## Given exercise
Only a number is expected: how many lines in the data below contain the word "Pioneer".

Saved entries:
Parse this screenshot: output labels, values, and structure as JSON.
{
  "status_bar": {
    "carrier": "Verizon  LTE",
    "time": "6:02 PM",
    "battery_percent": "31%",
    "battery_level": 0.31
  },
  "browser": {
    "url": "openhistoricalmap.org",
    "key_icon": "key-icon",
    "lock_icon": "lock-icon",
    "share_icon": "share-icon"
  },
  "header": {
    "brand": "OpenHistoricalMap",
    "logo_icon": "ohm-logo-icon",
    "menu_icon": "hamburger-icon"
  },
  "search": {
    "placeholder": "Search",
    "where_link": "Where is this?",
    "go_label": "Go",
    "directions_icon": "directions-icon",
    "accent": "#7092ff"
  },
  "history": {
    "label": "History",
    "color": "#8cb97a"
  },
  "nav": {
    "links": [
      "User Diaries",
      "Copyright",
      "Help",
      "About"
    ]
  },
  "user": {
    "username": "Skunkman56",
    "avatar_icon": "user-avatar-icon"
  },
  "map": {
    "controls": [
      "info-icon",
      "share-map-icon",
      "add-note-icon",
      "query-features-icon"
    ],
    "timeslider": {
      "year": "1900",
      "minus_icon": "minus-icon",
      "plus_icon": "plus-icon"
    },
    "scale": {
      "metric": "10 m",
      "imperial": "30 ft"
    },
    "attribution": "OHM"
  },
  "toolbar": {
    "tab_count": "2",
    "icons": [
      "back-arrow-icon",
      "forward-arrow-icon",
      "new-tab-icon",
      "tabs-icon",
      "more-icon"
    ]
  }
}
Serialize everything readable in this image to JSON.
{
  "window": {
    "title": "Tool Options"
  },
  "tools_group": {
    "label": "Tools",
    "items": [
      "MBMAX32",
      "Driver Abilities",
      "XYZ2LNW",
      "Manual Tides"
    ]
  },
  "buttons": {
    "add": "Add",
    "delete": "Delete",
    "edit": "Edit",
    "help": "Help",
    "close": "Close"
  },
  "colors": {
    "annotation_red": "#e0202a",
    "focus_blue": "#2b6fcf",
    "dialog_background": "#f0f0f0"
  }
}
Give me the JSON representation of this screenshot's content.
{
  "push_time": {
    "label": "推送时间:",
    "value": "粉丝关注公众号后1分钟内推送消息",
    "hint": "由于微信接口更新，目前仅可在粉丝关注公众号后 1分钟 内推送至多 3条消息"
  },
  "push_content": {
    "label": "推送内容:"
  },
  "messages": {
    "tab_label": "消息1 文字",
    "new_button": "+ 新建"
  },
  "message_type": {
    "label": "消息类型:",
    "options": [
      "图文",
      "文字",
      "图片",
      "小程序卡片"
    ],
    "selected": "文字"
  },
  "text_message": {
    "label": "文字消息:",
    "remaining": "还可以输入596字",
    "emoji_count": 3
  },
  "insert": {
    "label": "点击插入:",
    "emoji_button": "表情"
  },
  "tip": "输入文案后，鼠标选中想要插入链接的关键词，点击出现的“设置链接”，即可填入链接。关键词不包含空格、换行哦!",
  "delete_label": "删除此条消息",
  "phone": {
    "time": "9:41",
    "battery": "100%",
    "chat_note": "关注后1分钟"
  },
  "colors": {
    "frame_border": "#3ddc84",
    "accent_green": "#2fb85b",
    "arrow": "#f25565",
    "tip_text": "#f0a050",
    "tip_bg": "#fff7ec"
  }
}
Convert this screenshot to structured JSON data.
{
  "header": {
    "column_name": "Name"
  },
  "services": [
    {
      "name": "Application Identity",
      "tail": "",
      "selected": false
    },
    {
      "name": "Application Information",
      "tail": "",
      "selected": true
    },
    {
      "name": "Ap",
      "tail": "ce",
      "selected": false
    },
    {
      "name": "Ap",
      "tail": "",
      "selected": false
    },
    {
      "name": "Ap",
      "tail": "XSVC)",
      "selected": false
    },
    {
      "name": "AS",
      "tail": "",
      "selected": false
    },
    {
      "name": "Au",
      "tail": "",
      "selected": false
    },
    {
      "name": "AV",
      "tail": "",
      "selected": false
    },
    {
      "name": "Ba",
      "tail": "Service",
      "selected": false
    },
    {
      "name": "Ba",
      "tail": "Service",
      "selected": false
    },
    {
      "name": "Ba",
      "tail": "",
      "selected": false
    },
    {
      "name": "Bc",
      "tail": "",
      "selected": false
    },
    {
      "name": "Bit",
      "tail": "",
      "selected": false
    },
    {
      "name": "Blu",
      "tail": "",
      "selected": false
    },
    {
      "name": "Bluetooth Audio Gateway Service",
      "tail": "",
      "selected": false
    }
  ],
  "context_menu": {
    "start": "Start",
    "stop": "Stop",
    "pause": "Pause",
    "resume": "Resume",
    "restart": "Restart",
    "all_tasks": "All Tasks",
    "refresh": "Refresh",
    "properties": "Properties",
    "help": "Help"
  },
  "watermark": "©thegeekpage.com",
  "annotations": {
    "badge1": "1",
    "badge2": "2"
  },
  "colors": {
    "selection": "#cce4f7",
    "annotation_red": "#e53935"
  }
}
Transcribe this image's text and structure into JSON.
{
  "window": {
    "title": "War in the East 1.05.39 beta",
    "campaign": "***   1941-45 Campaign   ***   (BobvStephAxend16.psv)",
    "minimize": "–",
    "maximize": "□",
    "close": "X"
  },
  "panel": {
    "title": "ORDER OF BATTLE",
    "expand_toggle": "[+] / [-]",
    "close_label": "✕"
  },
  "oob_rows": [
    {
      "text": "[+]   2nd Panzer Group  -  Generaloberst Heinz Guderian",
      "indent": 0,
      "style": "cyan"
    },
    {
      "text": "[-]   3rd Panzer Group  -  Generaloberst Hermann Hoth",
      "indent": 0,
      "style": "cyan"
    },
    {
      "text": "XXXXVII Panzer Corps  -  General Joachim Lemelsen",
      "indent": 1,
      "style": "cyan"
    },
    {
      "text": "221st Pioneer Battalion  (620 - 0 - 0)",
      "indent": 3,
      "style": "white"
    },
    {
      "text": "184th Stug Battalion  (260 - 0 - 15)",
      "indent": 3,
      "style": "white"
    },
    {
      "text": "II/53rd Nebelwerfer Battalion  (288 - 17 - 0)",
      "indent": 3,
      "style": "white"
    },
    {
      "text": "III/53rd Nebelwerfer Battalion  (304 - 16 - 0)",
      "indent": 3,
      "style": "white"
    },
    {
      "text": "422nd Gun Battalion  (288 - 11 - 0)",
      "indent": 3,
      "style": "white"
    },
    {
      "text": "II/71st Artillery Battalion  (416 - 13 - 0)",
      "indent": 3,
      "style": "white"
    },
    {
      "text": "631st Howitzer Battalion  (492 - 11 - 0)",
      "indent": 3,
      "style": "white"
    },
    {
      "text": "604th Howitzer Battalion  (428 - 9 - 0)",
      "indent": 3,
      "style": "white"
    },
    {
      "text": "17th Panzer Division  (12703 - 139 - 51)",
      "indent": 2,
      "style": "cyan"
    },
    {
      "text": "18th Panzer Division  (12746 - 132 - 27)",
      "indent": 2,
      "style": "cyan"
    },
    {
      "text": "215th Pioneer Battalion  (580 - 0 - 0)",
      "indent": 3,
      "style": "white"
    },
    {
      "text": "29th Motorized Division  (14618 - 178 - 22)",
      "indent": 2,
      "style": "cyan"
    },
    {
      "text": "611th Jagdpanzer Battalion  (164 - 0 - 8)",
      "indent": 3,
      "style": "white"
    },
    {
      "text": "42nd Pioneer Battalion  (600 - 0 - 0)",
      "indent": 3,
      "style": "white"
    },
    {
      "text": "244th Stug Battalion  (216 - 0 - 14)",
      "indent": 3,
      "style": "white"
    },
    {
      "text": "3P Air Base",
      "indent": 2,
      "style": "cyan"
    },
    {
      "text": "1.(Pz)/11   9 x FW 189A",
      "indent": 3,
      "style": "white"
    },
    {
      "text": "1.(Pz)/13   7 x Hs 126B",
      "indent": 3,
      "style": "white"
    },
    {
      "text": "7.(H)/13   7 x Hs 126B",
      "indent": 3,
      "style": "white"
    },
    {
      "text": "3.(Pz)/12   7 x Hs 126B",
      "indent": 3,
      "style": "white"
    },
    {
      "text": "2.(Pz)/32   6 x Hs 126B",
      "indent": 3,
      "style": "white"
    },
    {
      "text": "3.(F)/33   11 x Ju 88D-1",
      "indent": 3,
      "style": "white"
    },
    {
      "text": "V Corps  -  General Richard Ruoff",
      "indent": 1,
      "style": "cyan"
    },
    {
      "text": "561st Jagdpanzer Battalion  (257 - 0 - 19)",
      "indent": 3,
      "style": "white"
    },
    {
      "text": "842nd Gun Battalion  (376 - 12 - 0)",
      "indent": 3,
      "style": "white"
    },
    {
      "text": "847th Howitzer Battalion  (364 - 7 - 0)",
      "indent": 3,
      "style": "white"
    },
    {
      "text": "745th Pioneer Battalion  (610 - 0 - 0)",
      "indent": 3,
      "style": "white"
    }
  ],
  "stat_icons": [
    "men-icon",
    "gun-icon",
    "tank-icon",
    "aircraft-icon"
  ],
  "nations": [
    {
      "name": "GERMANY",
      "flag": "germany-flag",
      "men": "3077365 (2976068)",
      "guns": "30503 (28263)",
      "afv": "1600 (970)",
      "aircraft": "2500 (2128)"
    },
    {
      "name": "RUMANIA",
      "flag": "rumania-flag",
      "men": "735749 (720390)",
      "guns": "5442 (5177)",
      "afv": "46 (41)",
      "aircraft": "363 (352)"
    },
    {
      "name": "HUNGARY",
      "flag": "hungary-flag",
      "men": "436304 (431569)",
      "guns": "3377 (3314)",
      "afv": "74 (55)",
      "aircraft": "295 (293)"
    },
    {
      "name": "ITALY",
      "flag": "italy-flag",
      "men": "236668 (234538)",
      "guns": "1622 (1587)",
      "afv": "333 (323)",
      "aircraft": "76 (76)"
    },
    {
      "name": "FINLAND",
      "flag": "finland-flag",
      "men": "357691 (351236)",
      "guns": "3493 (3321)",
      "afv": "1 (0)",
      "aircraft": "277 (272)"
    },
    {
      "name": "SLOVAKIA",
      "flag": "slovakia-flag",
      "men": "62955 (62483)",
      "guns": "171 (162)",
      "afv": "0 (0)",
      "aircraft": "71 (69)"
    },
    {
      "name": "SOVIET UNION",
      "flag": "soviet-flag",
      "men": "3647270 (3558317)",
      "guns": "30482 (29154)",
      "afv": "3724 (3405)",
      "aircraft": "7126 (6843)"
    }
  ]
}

## The result
4